PROMPT:
Every entry must be echoed exactly.
▽
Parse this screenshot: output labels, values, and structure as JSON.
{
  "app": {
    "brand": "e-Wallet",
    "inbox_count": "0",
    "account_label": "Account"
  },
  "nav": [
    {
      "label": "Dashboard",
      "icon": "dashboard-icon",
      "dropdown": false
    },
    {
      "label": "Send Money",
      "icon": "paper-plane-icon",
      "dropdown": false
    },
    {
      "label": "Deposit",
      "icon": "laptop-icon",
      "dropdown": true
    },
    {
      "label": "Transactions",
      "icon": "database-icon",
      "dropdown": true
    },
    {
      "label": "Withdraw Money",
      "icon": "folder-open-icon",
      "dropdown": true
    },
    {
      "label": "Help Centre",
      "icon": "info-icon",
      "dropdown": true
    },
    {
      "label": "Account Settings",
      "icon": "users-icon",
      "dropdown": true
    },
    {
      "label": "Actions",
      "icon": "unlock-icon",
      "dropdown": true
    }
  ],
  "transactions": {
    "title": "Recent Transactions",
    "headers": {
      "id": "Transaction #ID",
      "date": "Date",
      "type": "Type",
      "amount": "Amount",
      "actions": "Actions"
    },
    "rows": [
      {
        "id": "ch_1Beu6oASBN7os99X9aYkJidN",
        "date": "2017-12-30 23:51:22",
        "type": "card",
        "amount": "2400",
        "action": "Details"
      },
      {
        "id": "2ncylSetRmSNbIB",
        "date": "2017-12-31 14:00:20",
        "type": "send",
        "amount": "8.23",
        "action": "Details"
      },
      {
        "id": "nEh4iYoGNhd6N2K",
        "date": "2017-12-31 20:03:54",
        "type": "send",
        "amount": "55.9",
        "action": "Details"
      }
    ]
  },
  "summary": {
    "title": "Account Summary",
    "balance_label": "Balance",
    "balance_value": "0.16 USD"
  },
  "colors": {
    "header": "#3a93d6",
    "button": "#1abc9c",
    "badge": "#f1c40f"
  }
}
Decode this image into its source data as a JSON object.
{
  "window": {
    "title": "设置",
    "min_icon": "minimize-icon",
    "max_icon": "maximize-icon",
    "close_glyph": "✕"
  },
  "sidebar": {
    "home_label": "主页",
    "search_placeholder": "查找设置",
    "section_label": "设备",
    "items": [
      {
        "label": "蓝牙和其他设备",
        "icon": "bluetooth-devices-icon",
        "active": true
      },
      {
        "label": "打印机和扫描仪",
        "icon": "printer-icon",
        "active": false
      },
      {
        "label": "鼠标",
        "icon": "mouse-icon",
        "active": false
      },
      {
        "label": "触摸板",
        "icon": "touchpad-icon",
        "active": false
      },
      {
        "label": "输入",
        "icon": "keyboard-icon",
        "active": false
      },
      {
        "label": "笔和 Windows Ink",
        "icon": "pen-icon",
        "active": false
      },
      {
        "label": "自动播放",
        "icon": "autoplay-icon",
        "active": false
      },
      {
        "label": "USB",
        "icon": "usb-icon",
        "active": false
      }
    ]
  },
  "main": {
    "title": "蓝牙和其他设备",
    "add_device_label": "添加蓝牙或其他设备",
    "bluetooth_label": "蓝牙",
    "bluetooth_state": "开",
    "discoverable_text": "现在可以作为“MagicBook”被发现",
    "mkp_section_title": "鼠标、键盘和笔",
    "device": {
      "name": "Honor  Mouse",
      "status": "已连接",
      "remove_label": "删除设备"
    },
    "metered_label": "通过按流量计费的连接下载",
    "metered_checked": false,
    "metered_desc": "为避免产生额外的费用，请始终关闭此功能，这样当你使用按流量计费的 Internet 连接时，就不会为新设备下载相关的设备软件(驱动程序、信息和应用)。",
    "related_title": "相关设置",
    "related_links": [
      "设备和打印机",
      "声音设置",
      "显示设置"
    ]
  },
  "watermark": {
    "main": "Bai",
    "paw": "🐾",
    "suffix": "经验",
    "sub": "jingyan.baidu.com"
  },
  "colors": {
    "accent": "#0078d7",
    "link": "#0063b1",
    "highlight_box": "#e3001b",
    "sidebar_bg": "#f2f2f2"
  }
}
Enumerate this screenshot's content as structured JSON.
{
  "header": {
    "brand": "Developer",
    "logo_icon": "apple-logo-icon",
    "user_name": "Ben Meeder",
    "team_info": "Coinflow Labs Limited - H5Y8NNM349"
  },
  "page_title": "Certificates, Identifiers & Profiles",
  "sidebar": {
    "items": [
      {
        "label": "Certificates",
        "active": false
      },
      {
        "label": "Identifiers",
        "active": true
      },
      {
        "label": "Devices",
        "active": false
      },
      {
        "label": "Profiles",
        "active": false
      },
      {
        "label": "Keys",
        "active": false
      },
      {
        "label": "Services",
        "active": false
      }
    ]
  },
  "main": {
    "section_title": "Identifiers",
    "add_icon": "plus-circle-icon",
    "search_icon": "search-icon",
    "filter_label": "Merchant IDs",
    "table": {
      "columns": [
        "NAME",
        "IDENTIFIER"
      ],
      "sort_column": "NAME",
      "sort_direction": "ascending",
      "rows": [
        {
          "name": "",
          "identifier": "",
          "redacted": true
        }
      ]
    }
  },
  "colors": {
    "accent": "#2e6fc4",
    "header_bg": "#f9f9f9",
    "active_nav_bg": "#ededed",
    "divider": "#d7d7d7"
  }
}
△
TASK RESPONSE:
Parse this screenshot: output labels, values, and structure as JSON.
{
  "app": {
    "brand": "e-Wallet",
    "inbox_count": "0",
    "account_label": "Account"
  },
  "nav": [
    {
      "label": "Dashboard",
      "icon": "dashboard-icon",
      "dropdown": false
    },
    {
      "label": "Send Money",
      "icon": "paper-plane-icon",
      "dropdown": false
    },
    {
      "label": "Deposit",
      "icon": "laptop-icon",
      "dropdown": true
    },
    {
      "label": "Transactions",
      "icon": "database-icon",
      "dropdown": true
    },
    {
      "label": "Withdraw Money",
      "icon": "folder-open-icon",
      "dropdown": true
    },
    {
      "label": "Help Centre",
      "icon": "info-icon",
      "dropdown": true
    },
    {
      "label": "Account Settings",
      "icon": "users-icon",
      "dropdown": true
    },
    {
      "label": "Actions",
      "icon": "unlock-icon",
      "dropdown": true
    }
  ],
  "transactions": {
    "title": "Recent Transactions",
    "headers": {
      "id": "Transaction #ID",
      "date": "Date",
      "type": "Type",
      "amount": "Amount",
      "actions": "Actions"
    },
    "rows": [
      {
        "id": "ch_1Beu6oASBN7os99X9aYkJidN",
        "date": "2017-12-30 23:51:22",
        "type": "card",
        "amount": "2400",
        "action": "Details"
      },
      {
        "id": "2ncylSetRmSNbIB",
        "date": "2017-12-31 14:00:20",
        "type": "send",
        "amount": "8.23",
        "action": "Details"
      },
      {
        "id": "nEh4iYoGNhd6N2K",
        "date": "2017-12-31 20:03:54",
        "type": "send",
        "amount": "55.9",
        "action": "Details"
      }
    ]
  },
  "summary": {
    "title": "Account Summary",
    "balance_label": "Balance",
    "balance_value": "0.16 USD"
  },
  "colors": {
    "header": "#3a93d6",
    "button": "#1abc9c",
    "badge": "#f1c40f"
  }
}
Decode this image into its source data as a JSON object.
{
  "window": {
    "title": "设置",
    "min_icon": "minimize-icon",
    "max_icon": "maximize-icon",
    "close_glyph": "✕"
  },
  "sidebar": {
    "home_label": "主页",
    "search_placeholder": "查找设置",
    "section_label": "设备",
    "items": [
      {
        "label": "蓝牙和其他设备",
        "icon": "bluetooth-devices-icon",
        "active": true
      },
      {
        "label": "打印机和扫描仪",
        "icon": "printer-icon",
        "active": false
      },
      {
        "label": "鼠标",
        "icon": "mouse-icon",
        "active": false
      },
      {
        "label": "触摸板",
        "icon": "touchpad-icon",
        "active": false
      },
      {
        "label": "输入",
        "icon": "keyboard-icon",
        "active": false
      },
      {
        "label": "笔和 Windows Ink",
        "icon": "pen-icon",
        "active": false
      },
      {
        "label": "自动播放",
        "icon": "autoplay-icon",
        "active": false
      },
      {
        "label": "USB",
        "icon": "usb-icon",
        "active": false
      }
    ]
  },
  "main": {
    "title": "蓝牙和其他设备",
    "add_device_label": "添加蓝牙或其他设备",
    "bluetooth_label": "蓝牙",
    "bluetooth_state": "开",
    "discoverable_text": "现在可以作为“MagicBook”被发现",
    "mkp_section_title": "鼠标、键盘和笔",
    "device": {
      "name": "Honor  Mouse",
      "status": "已连接",
      "remove_label": "删除设备"
    },
    "metered_label": "通过按流量计费的连接下载",
    "metered_checked": false,
    "metered_desc": "为避免产生额外的费用，请始终关闭此功能，这样当你使用按流量计费的 Internet 连接时，就不会为新设备下载相关的设备软件(驱动程序、信息和应用)。",
    "related_title": "相关设置",
    "related_links": [
      "设备和打印机",
      "声音设置",
      "显示设置"
    ]
  },
  "watermark": {
    "main": "Bai",
    "paw": "🐾",
    "suffix": "经验",
    "sub": "jingyan.baidu.com"
  },
  "colors": {
    "accent": "#0078d7",
    "link": "#0063b1",
    "highlight_box": "#e3001b",
    "sidebar_bg": "#f2f2f2"
  }
}
Enumerate this screenshot's content as structured JSON.
{
  "header": {
    "brand": "Developer",
    "logo_icon": "apple-logo-icon",
    "user_name": "Ben Meeder",
    "team_info": "Coinflow Labs Limited - H5Y8NNM349"
  },
  "page_title": "Certificates, Identifiers & Profiles",
  "sidebar": {
    "items": [
      {
        "label": "Certificates",
        "active": false
      },
      {
        "label": "Identifiers",
        "active": true
      },
      {
        "label": "Devices",
        "active": false
      },
      {
        "label": "Profiles",
        "active": false
      },
      {
        "label": "Keys",
        "active": false
      },
      {
        "label": "Services",
        "active": false
      }
    ]
  },
  "main": {
    "section_title": "Identifiers",
    "add_icon": "plus-circle-icon",
    "search_icon": "search-icon",
    "filter_label": "Merchant IDs",
    "table": {
      "columns": [
        "NAME",
        "IDENTIFIER"
      ],
      "sort_column": "NAME",
      "sort_direction": "ascending",
      "rows": [
        {
          "name": "",
          "identifier": "",
          "redacted": true
        }
      ]
    }
  },
  "colors": {
    "accent": "#2e6fc4",
    "header_bg": "#f9f9f9",
    "active_nav_bg": "#ededed",
    "divider": "#d7d7d7"
  }
}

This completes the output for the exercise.